[Data records]
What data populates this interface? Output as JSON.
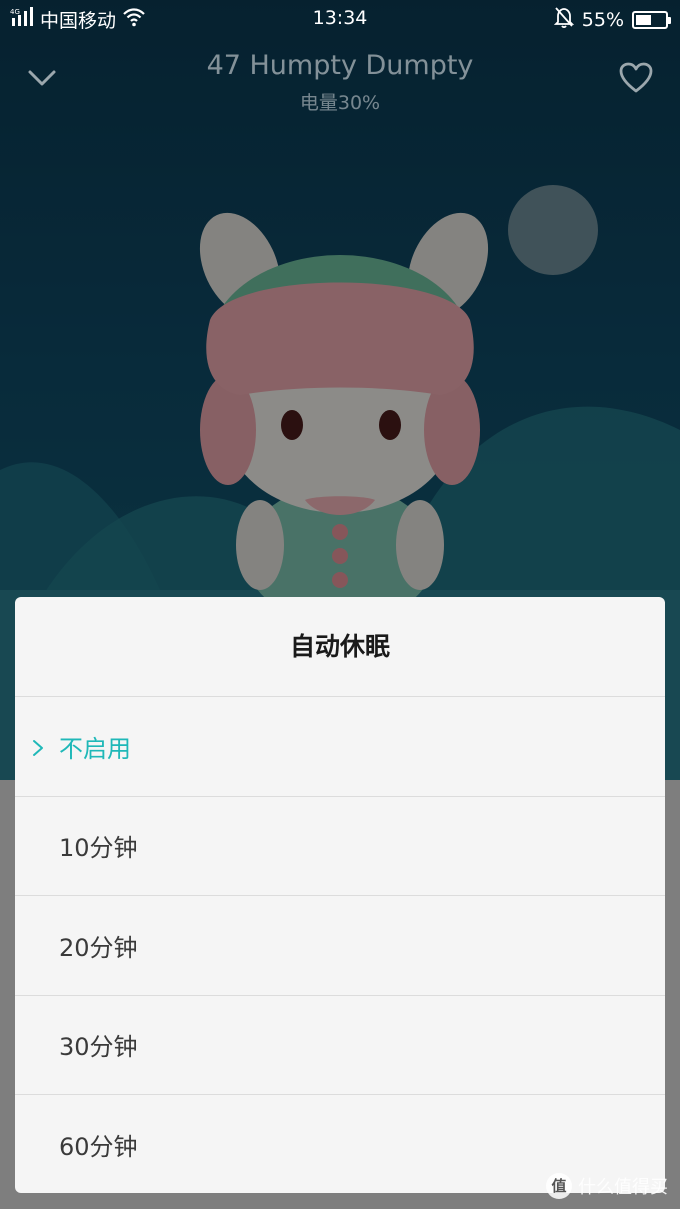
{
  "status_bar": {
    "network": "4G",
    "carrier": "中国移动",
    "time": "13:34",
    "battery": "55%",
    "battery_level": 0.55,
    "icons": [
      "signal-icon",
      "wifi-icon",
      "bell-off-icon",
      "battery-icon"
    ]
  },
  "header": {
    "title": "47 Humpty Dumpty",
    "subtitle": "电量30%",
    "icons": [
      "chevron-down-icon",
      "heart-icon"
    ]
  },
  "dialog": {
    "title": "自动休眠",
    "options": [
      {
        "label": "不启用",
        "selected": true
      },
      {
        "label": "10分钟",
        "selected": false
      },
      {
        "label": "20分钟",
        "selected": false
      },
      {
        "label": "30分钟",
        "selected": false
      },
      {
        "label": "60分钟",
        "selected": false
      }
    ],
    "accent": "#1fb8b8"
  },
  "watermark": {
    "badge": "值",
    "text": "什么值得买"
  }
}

--

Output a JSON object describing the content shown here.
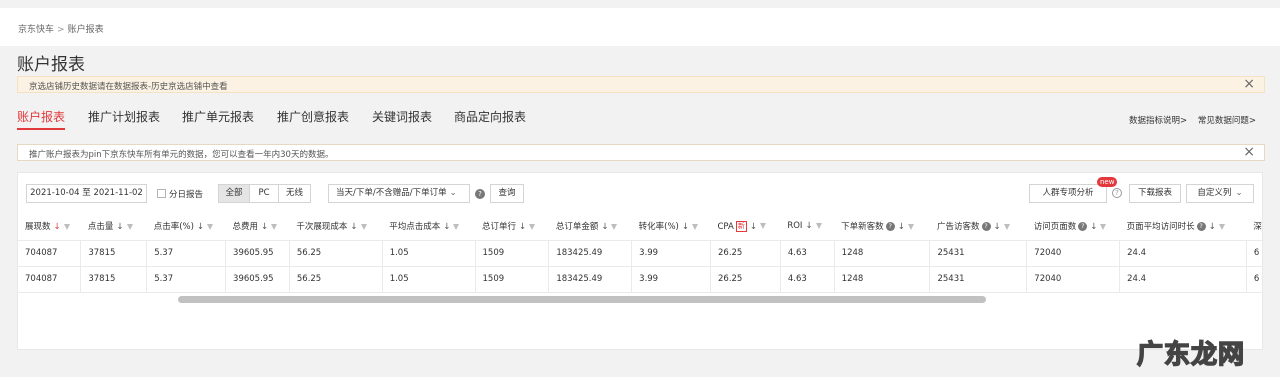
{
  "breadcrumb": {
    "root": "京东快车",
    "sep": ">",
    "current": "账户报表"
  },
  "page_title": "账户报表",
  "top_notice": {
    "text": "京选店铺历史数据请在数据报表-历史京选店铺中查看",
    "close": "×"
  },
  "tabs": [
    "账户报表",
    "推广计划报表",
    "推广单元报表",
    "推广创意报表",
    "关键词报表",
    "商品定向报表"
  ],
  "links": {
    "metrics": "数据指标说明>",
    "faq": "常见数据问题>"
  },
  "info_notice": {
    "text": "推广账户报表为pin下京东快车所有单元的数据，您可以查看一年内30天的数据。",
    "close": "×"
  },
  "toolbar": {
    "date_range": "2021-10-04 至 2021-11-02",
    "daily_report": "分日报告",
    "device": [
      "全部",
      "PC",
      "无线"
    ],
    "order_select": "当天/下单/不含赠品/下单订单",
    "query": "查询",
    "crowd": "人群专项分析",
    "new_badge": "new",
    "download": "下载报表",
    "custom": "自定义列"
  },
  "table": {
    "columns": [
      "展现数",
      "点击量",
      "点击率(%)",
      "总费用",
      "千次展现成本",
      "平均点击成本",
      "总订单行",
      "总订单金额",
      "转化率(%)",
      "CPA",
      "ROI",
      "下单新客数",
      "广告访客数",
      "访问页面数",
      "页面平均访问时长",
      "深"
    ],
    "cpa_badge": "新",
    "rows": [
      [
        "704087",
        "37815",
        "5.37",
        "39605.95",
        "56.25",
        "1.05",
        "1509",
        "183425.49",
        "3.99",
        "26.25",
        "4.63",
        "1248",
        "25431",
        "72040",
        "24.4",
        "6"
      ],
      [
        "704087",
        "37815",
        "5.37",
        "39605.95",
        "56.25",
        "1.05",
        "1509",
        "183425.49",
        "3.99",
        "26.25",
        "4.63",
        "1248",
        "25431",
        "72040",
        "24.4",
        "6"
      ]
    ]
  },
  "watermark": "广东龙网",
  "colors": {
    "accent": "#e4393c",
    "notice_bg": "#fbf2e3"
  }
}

--

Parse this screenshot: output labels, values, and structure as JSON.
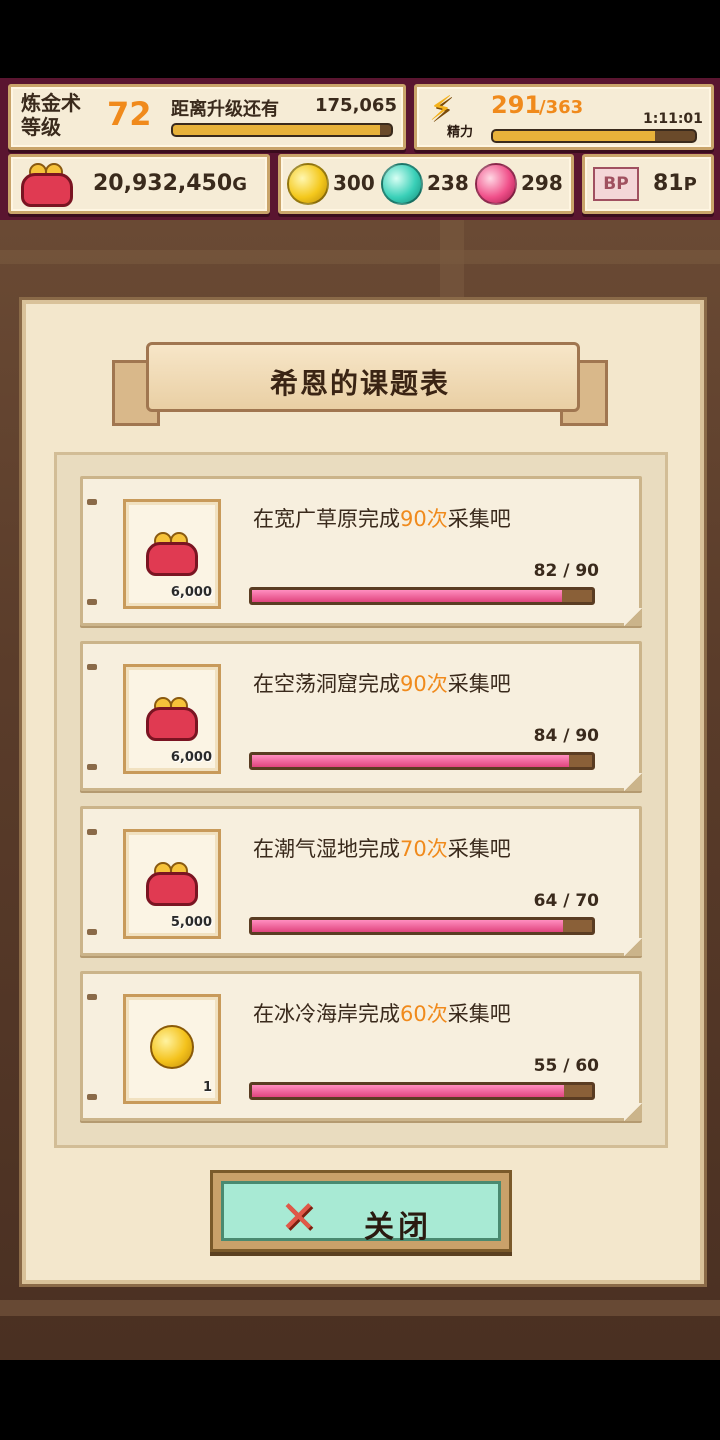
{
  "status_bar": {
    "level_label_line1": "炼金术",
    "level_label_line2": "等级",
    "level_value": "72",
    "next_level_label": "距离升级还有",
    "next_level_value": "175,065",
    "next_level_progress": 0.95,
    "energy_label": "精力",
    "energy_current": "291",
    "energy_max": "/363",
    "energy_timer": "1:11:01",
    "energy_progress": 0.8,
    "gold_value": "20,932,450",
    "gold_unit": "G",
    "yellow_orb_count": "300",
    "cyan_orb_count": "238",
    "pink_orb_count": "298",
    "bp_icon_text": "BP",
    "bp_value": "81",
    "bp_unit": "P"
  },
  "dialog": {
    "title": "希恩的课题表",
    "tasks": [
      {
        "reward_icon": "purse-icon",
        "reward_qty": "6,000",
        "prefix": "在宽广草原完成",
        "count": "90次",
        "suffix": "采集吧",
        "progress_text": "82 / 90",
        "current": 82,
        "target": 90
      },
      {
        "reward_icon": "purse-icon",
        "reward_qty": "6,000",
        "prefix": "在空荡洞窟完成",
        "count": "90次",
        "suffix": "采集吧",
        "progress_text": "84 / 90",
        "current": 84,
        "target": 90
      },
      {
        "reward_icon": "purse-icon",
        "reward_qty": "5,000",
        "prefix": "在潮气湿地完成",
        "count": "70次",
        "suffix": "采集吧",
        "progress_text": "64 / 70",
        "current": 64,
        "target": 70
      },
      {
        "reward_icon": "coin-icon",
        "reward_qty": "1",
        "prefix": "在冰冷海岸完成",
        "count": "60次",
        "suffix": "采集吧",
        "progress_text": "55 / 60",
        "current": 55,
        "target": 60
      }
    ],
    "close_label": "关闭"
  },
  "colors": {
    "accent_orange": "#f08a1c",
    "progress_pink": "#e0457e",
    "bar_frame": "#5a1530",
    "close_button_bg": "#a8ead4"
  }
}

▶ **Task instructions**
Give only the count of lines in this material that contain the string "target".

▶ **Task answer**
4